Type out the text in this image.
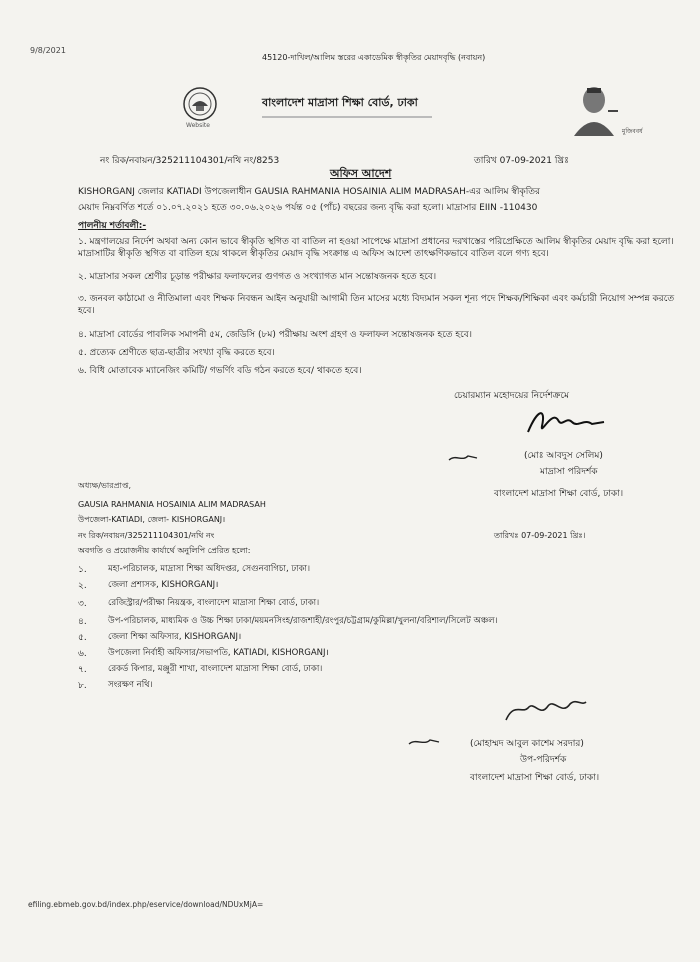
9/8/2021
45120-দাখিল/আলিম স্তরের একাডেমিক স্বীকৃতির মেয়াদবৃদ্ধি (নবায়ন)
Website
বাংলাদেশ মাদ্রাসা শিক্ষা বোর্ড, ঢাকা
মুজিববর্ষ
নং রিক/নবায়ন/325211104301/নথি নং/8253	তারিখ 07-09-2021 খ্রিঃ
অফিস আদেশ
KISHORGANJ জেলার KATIADI উপজেলাধীন GAUSIA RAHMANIA HOSAINIA ALIM MADRASAH-এর আলিম স্বীকৃতির
মেয়াদ নিম্নবর্ণিত শর্তে ০১.০৭.২০২১ হতে ৩০.০৬.২০২৬ পর্যন্ত ০৫ (পাঁচ) বছরের জন্য বৃদ্ধি করা হলো। মাদ্রাসার EIIN -110430
পালনীয় শর্তাবলী:-
১. মন্ত্রণালয়ের নির্দেশ অথবা অন্য কোন ভাবে স্বীকৃতি স্থগিত বা বাতিল না হওয়া সাপেক্ষে মাদ্রাসা প্রধানের দরখাস্তের পরিপ্রেক্ষিতে আলিম স্বীকৃতির মেয়াদ বৃদ্ধি করা হলো। মাদ্রাসাটির স্বীকৃতি স্থগিত বা বাতিল হয়ে থাকলে স্বীকৃতির মেয়াদ বৃদ্ধি সংক্রান্ত এ অফিস আদেশ তাৎক্ষণিকভাবে বাতিল বলে গণ্য হবে।
২. মাদ্রাসার সকল শ্রেণীর চূড়ান্ত পরীক্ষার ফলাফলের গুণগত ও সংখ্যাগত মান সন্তোষজনক হতে হবে।
৩. জনবল কাঠামো ও নীতিমালা এবং শিক্ষক নিবন্ধন আইন অনুযায়ী আগামী তিন মাসের মধ্যে বিদ্যমান সকল শূন্য পদে শিক্ষক/শিক্ষিকা এবং কর্মচারী নিয়োগ সম্পন্ন করতে হবে।
৪. মাদ্রাসা বোর্ডের পাবলিক সমাপনী ৫ম, জেডিসি (৮ম) পরীক্ষায় অংশ গ্রহণ ও ফলাফল সন্তোষজনক হতে হবে।
৫. প্রত্যেক শ্রেণীতে ছাত্র-ছাত্রীর সংখ্যা বৃদ্ধি করতে হবে।
৬. বিধি মোতাবেক ম্যানেজিং কমিটি/ গভর্ণিং বডি গঠন করতে হবে/ থাকতে হবে।
চেয়ারম্যান মহোদয়ের নির্দেশক্রমে
(মোঃ আবদুস সেলিম)
মাদ্রাসা পরিদর্শক
বাংলাদেশ মাদ্রাসা শিক্ষা বোর্ড, ঢাকা।
অধ্যক্ষ/ভারপ্রাপ্ত,
GAUSIA RAHMANIA HOSAINIA ALIM MADRASAH
উপজেলা-KATIADI, জেলা- KISHORGANJ।
নং রিক/নবায়ন/325211104301/নথি নং	তারিখঃ 07-09-2021 খ্রিঃ।
অবগতি ও প্রয়োজনীয় কার্যার্থে অনুলিপি প্রেরিত হলো:
১.	মহা-পরিচালক, মাদ্রাসা শিক্ষা অধিদপ্তর, সেগুনবাগিচা, ঢাকা।
২.	জেলা প্রশাসক, KISHORGANJ।
৩.	রেজিস্ট্রার/পরীক্ষা নিয়ন্ত্রক, বাংলাদেশ মাদ্রাসা শিক্ষা বোর্ড, ঢাকা।
৪.	উপ-পরিচালক, মাধ্যমিক ও উচ্চ শিক্ষা ঢাকা/ময়মনসিংহ/রাজশাহী/রংপুর/চট্টগ্রাম/কুমিল্লা/খুলনা/বরিশাল/সিলেট অঞ্চল।
৫.	জেলা শিক্ষা অফিসার, KISHORGANJ।
৬.	উপজেলা নির্বাহী অফিসার/সভাপতি, KATIADI, KISHORGANJ।
৭.	রেকর্ড কিপার, মঞ্জুরী শাখা, বাংলাদেশ মাদ্রাসা শিক্ষা বোর্ড, ঢাকা।
৮.	সংরক্ষণ নথি।
(মোহাম্মদ আবুল কাশেম সরদার)
উপ-পরিদর্শক
বাংলাদেশ মাদ্রাসা শিক্ষা বোর্ড, ঢাকা।
efiling.ebmeb.gov.bd/index.php/eservice/download/NDUxMjA=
------------------------------------------------------------
§ Set problem
Find the lines above that include the string "KISHORGANJ" and copy them.

§ Right answer
KISHORGANJ জেলার KATIADI উপজেলাধীন GAUSIA RAHMANIA HOSAINIA ALIM MADRASAH-এর আলিম স্বীকৃতির
উপজেলা-KATIADI, জেলা- KISHORGANJ।
২.	জেলা প্রশাসক, KISHORGANJ।
৫.	জেলা শিক্ষা অফিসার, KISHORGANJ।
৬.	উপজেলা নির্বাহী অফিসার/সভাপতি, KATIADI, KISHORGANJ।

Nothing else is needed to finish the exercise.